SHORT EXERCISE. Extract the listing below in full, unchanged.

---------- EXTRACTED MATERIAL

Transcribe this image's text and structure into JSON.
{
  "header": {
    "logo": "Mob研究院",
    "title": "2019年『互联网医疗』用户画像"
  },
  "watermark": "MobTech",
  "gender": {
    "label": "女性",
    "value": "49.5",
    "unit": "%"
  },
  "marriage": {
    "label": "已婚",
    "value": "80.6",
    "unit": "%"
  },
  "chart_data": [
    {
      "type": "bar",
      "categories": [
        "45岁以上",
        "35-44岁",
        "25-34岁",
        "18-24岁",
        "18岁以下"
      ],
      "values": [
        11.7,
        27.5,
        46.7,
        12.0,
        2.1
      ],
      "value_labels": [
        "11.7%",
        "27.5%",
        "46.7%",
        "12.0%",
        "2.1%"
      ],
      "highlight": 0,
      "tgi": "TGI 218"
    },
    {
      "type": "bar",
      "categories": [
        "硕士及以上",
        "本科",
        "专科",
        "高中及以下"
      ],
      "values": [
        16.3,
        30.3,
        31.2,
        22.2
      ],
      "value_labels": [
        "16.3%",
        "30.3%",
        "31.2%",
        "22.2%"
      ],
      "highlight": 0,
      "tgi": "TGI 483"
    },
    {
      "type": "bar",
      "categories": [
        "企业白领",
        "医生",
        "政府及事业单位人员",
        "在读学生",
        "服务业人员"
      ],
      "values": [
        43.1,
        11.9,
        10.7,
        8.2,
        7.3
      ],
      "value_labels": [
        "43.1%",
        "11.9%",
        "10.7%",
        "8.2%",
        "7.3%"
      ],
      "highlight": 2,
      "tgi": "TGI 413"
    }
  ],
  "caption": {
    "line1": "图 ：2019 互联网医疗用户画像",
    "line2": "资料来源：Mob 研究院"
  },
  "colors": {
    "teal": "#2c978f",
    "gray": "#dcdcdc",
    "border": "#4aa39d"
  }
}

--------------------

RESULT BELOW.
Transcribe this image's text and structure into JSON.
{
  "header": {
    "logo": "Mob研究院",
    "title": "2019年『互联网医疗』用户画像"
  },
  "watermark": "MobTech",
  "gender": {
    "label": "女性",
    "value": "49.5",
    "unit": "%"
  },
  "marriage": {
    "label": "已婚",
    "value": "80.6",
    "unit": "%"
  },
  "chart_data": [
    {
      "type": "bar",
      "categories": [
        "45岁以上",
        "35-44岁",
        "25-34岁",
        "18-24岁",
        "18岁以下"
      ],
      "values": [
        11.7,
        27.5,
        46.7,
        12.0,
        2.1
      ],
      "value_labels": [
        "11.7%",
        "27.5%",
        "46.7%",
        "12.0%",
        "2.1%"
      ],
      "highlight": 0,
      "tgi": "TGI 218"
    },
    {
      "type": "bar",
      "categories": [
        "硕士及以上",
        "本科",
        "专科",
        "高中及以下"
      ],
      "values": [
        16.3,
        30.3,
        31.2,
        22.2
      ],
      "value_labels": [
        "16.3%",
        "30.3%",
        "31.2%",
        "22.2%"
      ],
      "highlight": 0,
      "tgi": "TGI 483"
    },
    {
      "type": "bar",
      "categories": [
        "企业白领",
        "医生",
        "政府及事业单位人员",
        "在读学生",
        "服务业人员"
      ],
      "values": [
        43.1,
        11.9,
        10.7,
        8.2,
        7.3
      ],
      "value_labels": [
        "43.1%",
        "11.9%",
        "10.7%",
        "8.2%",
        "7.3%"
      ],
      "highlight": 2,
      "tgi": "TGI 413"
    }
  ],
  "caption": {
    "line1": "图 ：2019 互联网医疗用户画像",
    "line2": "资料来源：Mob 研究院"
  },
  "colors": {
    "teal": "#2c978f",
    "gray": "#dcdcdc",
    "border": "#4aa39d"
  }
}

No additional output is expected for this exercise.